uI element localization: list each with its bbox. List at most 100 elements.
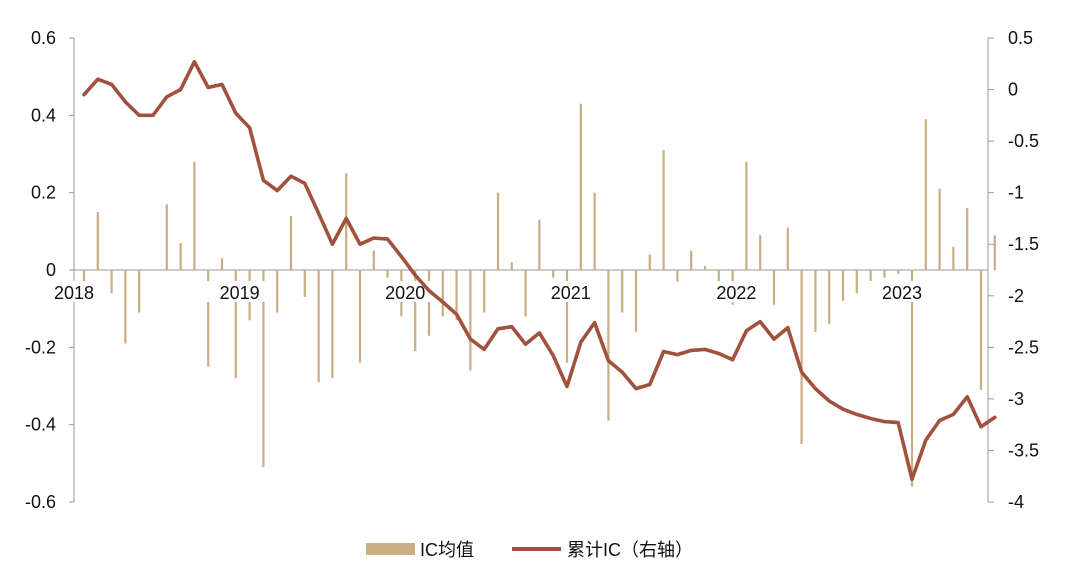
- ic-bar: [910, 270, 914, 487]
- ic-bar: [855, 270, 858, 294]
- right-axis-tick-label: -2: [1008, 286, 1024, 306]
- x-axis-year-label: 2018: [54, 283, 94, 303]
- ic-bar: [207, 270, 210, 367]
- ic-bar: [289, 215, 293, 270]
- ic-bar: [234, 270, 237, 379]
- ic-bar: [841, 270, 845, 301]
- right-axis-tick-label: 0: [1008, 80, 1018, 100]
- line-series: [82, 59, 997, 482]
- ic-bar: [552, 270, 555, 278]
- ic-bar: [331, 270, 334, 379]
- ic-bar: [648, 254, 651, 270]
- year-label-bg: [371, 281, 440, 302]
- ic-bar: [496, 192, 500, 270]
- ic-bar: [979, 270, 983, 390]
- x-axis-year-labels: 2018 2019 2020 2021 2022 2023: [40, 281, 936, 303]
- left-axis-tick-label: 0.6: [31, 28, 56, 48]
- right-axis-tick-label: -3.5: [1008, 440, 1039, 460]
- ic-bar: [372, 250, 375, 270]
- ic-bar: [220, 258, 224, 270]
- ic-bar: [110, 270, 113, 294]
- ic-bar: [317, 270, 320, 383]
- legend-bar-label: IC均值: [420, 540, 474, 560]
- ic-bar: [82, 270, 86, 286]
- ic-bar: [924, 119, 927, 270]
- ic-bar: [952, 246, 955, 270]
- left-axis-tick-label: -0.6: [25, 492, 56, 512]
- ic-bar: [938, 188, 941, 270]
- ic-bar: [276, 270, 279, 313]
- ic-bar: [966, 208, 969, 270]
- left-axis-tick-label: -0.4: [25, 415, 56, 435]
- right-axis-tick-label: -4: [1008, 492, 1024, 512]
- ic-bar: [96, 212, 99, 270]
- ic-bar: [607, 270, 610, 421]
- ic-bar: [814, 270, 817, 332]
- left-axis-tick-label: 0.2: [31, 183, 56, 203]
- ic-bar: [800, 270, 803, 444]
- legend-bar-swatch: [366, 543, 415, 555]
- year-label-bg: [868, 281, 936, 302]
- ic-bar: [510, 262, 513, 270]
- x-axis-year-label: 2022: [716, 283, 756, 303]
- ic-bar: [883, 270, 886, 278]
- ic-bar: [676, 270, 679, 282]
- legend-line-label: 累计IC（右轴）: [567, 540, 693, 560]
- ic-bar: [993, 235, 996, 270]
- axes-group: [73, 38, 989, 502]
- ic-bar: [621, 270, 624, 313]
- ic-bar: [745, 161, 748, 270]
- ic-bar: [358, 270, 362, 363]
- ic-bar: [151, 270, 155, 271]
- bar-series: [82, 103, 996, 487]
- ic-bar: [579, 103, 582, 270]
- legend: IC均值 累计IC（右轴）: [366, 540, 693, 560]
- ic-bar: [662, 150, 665, 270]
- ic-bar: [593, 192, 596, 270]
- ic-bar: [565, 270, 569, 363]
- right-axis-tick-label: 0.5: [1008, 28, 1033, 48]
- ic-bar: [303, 270, 306, 298]
- ic-bar: [703, 266, 707, 270]
- left-axis-tick-label: -0.2: [25, 337, 56, 357]
- left-axis-ticks: -0.6 -0.4 -0.2 0 0.2 0.4 0.6: [25, 28, 74, 512]
- right-axis-tick-label: -2.5: [1008, 337, 1039, 357]
- left-axis-tick-label: 0.4: [31, 105, 56, 125]
- cumulative-ic-line: [82, 59, 997, 482]
- ic-bar: [138, 270, 141, 313]
- ic-bar: [717, 270, 720, 286]
- ic-bar: [124, 270, 127, 344]
- year-label-bg: [205, 281, 274, 302]
- right-axis-ticks: -4 -3.5 -3 -2.5 -2 -1.5 -1 -0.5 0 0.5: [988, 28, 1039, 512]
- ic-bar: [483, 270, 486, 313]
- year-label-bg: [702, 281, 771, 302]
- ic-bar: [897, 270, 900, 274]
- right-axis-tick-label: -3: [1008, 389, 1024, 409]
- ic-bar: [524, 270, 527, 317]
- year-label-bg: [536, 281, 605, 302]
- x-axis-year-label: 2021: [551, 283, 591, 303]
- right-axis-tick-label: -1.5: [1008, 234, 1039, 254]
- ic-bar: [759, 235, 762, 270]
- ic-bar: [193, 161, 196, 270]
- x-axis-year-label: 2020: [385, 283, 425, 303]
- ic-bar: [441, 270, 444, 317]
- right-axis-tick-label: -0.5: [1008, 131, 1039, 151]
- ic-bar: [386, 270, 389, 278]
- ic-bar: [869, 270, 872, 286]
- ic-bar: [427, 270, 431, 336]
- right-axis-tick-label: -1: [1008, 183, 1024, 203]
- x-axis-year-label: 2023: [882, 283, 922, 303]
- ic-bar: [634, 270, 638, 332]
- ic-bar: [786, 227, 789, 270]
- ic-bar: [469, 270, 472, 371]
- ic-bar: [165, 204, 168, 270]
- ic-bar: [828, 270, 831, 325]
- ic-bar: [455, 270, 458, 321]
- ic-bar: [179, 242, 182, 270]
- left-axis-tick-label: 0: [46, 260, 56, 280]
- year-label-bg: [40, 281, 108, 302]
- ic-bar: [538, 219, 541, 270]
- ic-bar: [262, 270, 265, 468]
----------------------------------------
WHAT YOU WILL DO:
Copy every line of the item above word for word, leaving out the picture.

RESPONSE TO THIS EXERCISE:
uI element localization: list each with its bbox. List at most 100 elements.
- ic-bar: [910, 270, 914, 487]
- ic-bar: [855, 270, 858, 294]
- right-axis-tick-label: -2: [1008, 286, 1024, 306]
- x-axis-year-label: 2018: [54, 283, 94, 303]
- ic-bar: [207, 270, 210, 367]
- ic-bar: [289, 215, 293, 270]
- ic-bar: [234, 270, 237, 379]
- ic-bar: [841, 270, 845, 301]
- right-axis-tick-label: 0: [1008, 80, 1018, 100]
- line-series: [82, 59, 997, 482]
- ic-bar: [552, 270, 555, 278]
- ic-bar: [331, 270, 334, 379]
- ic-bar: [648, 254, 651, 270]
- year-label-bg: [371, 281, 440, 302]
- ic-bar: [496, 192, 500, 270]
- ic-bar: [979, 270, 983, 390]
- x-axis-year-labels: 2018 2019 2020 2021 2022 2023: [40, 281, 936, 303]
- left-axis-tick-label: 0.6: [31, 28, 56, 48]
- right-axis-tick-label: -3.5: [1008, 440, 1039, 460]
- ic-bar: [372, 250, 375, 270]
- ic-bar: [220, 258, 224, 270]
- ic-bar: [110, 270, 113, 294]
- ic-bar: [317, 270, 320, 383]
- legend-bar-label: IC均值: [420, 540, 474, 560]
- ic-bar: [82, 270, 86, 286]
- ic-bar: [924, 119, 927, 270]
- ic-bar: [952, 246, 955, 270]
- left-axis-tick-label: -0.6: [25, 492, 56, 512]
- ic-bar: [938, 188, 941, 270]
- ic-bar: [276, 270, 279, 313]
- ic-bar: [966, 208, 969, 270]
- left-axis-tick-label: -0.4: [25, 415, 56, 435]
- right-axis-tick-label: -4: [1008, 492, 1024, 512]
- ic-bar: [96, 212, 99, 270]
- ic-bar: [607, 270, 610, 421]
- ic-bar: [814, 270, 817, 332]
- left-axis-tick-label: 0.2: [31, 183, 56, 203]
- ic-bar: [800, 270, 803, 444]
- legend-bar-swatch: [366, 543, 415, 555]
- year-label-bg: [868, 281, 936, 302]
- ic-bar: [510, 262, 513, 270]
- x-axis-year-label: 2022: [716, 283, 756, 303]
- ic-bar: [883, 270, 886, 278]
- ic-bar: [676, 270, 679, 282]
- legend-line-label: 累计IC（右轴）: [567, 540, 693, 560]
- ic-bar: [993, 235, 996, 270]
- axes-group: [73, 38, 989, 502]
- ic-bar: [621, 270, 624, 313]
- ic-bar: [745, 161, 748, 270]
- ic-bar: [358, 270, 362, 363]
- ic-bar: [151, 270, 155, 271]
- bar-series: [82, 103, 996, 487]
- ic-bar: [579, 103, 582, 270]
- legend: IC均值 累计IC（右轴）: [366, 540, 693, 560]
- ic-bar: [662, 150, 665, 270]
- ic-bar: [593, 192, 596, 270]
- ic-bar: [565, 270, 569, 363]
- right-axis-tick-label: 0.5: [1008, 28, 1033, 48]
- ic-bar: [303, 270, 306, 298]
- ic-bar: [703, 266, 707, 270]
- left-axis-tick-label: -0.2: [25, 337, 56, 357]
- left-axis-ticks: -0.6 -0.4 -0.2 0 0.2 0.4 0.6: [25, 28, 74, 512]
- right-axis-tick-label: -2.5: [1008, 337, 1039, 357]
- left-axis-tick-label: 0.4: [31, 105, 56, 125]
- cumulative-ic-line: [82, 59, 997, 482]
- ic-bar: [138, 270, 141, 313]
- ic-bar: [717, 270, 720, 286]
- ic-bar: [124, 270, 127, 344]
- year-label-bg: [205, 281, 274, 302]
- right-axis-ticks: -4 -3.5 -3 -2.5 -2 -1.5 -1 -0.5 0 0.5: [988, 28, 1039, 512]
- ic-bar: [483, 270, 486, 313]
- year-label-bg: [702, 281, 771, 302]
- ic-bar: [897, 270, 900, 274]
- right-axis-tick-label: -3: [1008, 389, 1024, 409]
- ic-bar: [524, 270, 527, 317]
- year-label-bg: [536, 281, 605, 302]
- x-axis-year-label: 2021: [551, 283, 591, 303]
- right-axis-tick-label: -1.5: [1008, 234, 1039, 254]
- ic-bar: [759, 235, 762, 270]
- ic-bar: [193, 161, 196, 270]
- x-axis-year-label: 2020: [385, 283, 425, 303]
- ic-bar: [441, 270, 444, 317]
- right-axis-tick-label: -0.5: [1008, 131, 1039, 151]
- ic-bar: [386, 270, 389, 278]
- ic-bar: [869, 270, 872, 286]
- ic-bar: [427, 270, 431, 336]
- right-axis-tick-label: -1: [1008, 183, 1024, 203]
- x-axis-year-label: 2023: [882, 283, 922, 303]
- ic-bar: [634, 270, 638, 332]
- ic-bar: [786, 227, 789, 270]
- ic-bar: [469, 270, 472, 371]
- ic-bar: [165, 204, 168, 270]
- ic-bar: [828, 270, 831, 325]
- ic-bar: [455, 270, 458, 321]
- ic-bar: [179, 242, 182, 270]
- left-axis-tick-label: 0: [46, 260, 56, 280]
- year-label-bg: [40, 281, 108, 302]
- ic-bar: [538, 219, 541, 270]
- ic-bar: [262, 270, 265, 468]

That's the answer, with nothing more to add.